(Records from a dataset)
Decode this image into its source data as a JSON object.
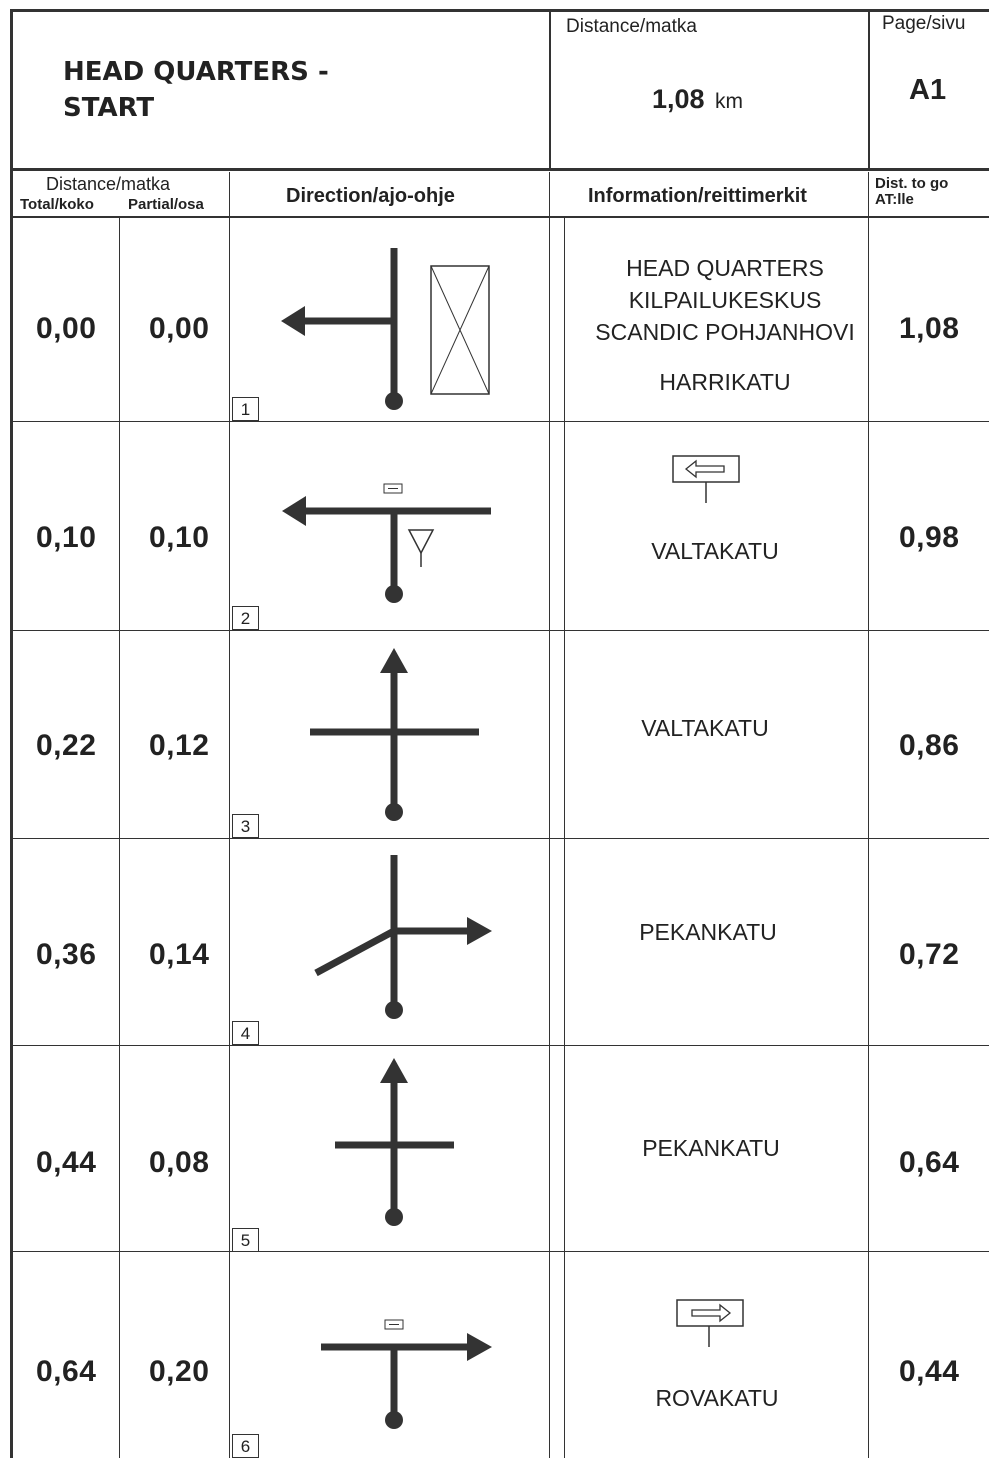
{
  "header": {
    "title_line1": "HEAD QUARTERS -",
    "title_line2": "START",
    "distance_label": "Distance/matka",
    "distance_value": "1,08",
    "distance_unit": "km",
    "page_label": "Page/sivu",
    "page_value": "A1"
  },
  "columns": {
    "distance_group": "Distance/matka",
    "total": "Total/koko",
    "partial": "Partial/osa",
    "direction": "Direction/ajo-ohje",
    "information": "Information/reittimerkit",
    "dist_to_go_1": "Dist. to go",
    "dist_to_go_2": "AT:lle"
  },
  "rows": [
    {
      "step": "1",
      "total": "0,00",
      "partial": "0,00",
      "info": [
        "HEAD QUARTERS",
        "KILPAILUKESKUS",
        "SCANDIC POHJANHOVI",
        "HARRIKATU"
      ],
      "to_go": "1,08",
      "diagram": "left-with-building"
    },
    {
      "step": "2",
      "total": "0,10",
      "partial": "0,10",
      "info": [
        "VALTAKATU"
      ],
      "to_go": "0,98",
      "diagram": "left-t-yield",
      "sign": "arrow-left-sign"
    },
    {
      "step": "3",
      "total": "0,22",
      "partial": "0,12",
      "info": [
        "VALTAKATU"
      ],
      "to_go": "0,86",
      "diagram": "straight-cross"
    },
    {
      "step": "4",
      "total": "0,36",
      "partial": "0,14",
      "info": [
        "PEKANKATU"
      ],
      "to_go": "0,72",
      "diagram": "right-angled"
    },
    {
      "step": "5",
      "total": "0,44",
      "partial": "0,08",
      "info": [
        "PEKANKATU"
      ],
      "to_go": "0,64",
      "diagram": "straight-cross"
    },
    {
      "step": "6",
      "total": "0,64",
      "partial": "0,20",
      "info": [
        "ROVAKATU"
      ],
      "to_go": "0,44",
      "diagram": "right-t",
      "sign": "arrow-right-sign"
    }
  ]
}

* _WHAT YOU HAVE TO DO_
Omit the images and transcribe all of the records above word for word.

* _OUTPUT_
Decode this image into its source data as a JSON object.
{
  "header": {
    "title_line1": "HEAD QUARTERS -",
    "title_line2": "START",
    "distance_label": "Distance/matka",
    "distance_value": "1,08",
    "distance_unit": "km",
    "page_label": "Page/sivu",
    "page_value": "A1"
  },
  "columns": {
    "distance_group": "Distance/matka",
    "total": "Total/koko",
    "partial": "Partial/osa",
    "direction": "Direction/ajo-ohje",
    "information": "Information/reittimerkit",
    "dist_to_go_1": "Dist. to go",
    "dist_to_go_2": "AT:lle"
  },
  "rows": [
    {
      "step": "1",
      "total": "0,00",
      "partial": "0,00",
      "info": [
        "HEAD QUARTERS",
        "KILPAILUKESKUS",
        "SCANDIC POHJANHOVI",
        "HARRIKATU"
      ],
      "to_go": "1,08",
      "diagram": "left-with-building"
    },
    {
      "step": "2",
      "total": "0,10",
      "partial": "0,10",
      "info": [
        "VALTAKATU"
      ],
      "to_go": "0,98",
      "diagram": "left-t-yield",
      "sign": "arrow-left-sign"
    },
    {
      "step": "3",
      "total": "0,22",
      "partial": "0,12",
      "info": [
        "VALTAKATU"
      ],
      "to_go": "0,86",
      "diagram": "straight-cross"
    },
    {
      "step": "4",
      "total": "0,36",
      "partial": "0,14",
      "info": [
        "PEKANKATU"
      ],
      "to_go": "0,72",
      "diagram": "right-angled"
    },
    {
      "step": "5",
      "total": "0,44",
      "partial": "0,08",
      "info": [
        "PEKANKATU"
      ],
      "to_go": "0,64",
      "diagram": "straight-cross"
    },
    {
      "step": "6",
      "total": "0,64",
      "partial": "0,20",
      "info": [
        "ROVAKATU"
      ],
      "to_go": "0,44",
      "diagram": "right-t",
      "sign": "arrow-right-sign"
    }
  ]
}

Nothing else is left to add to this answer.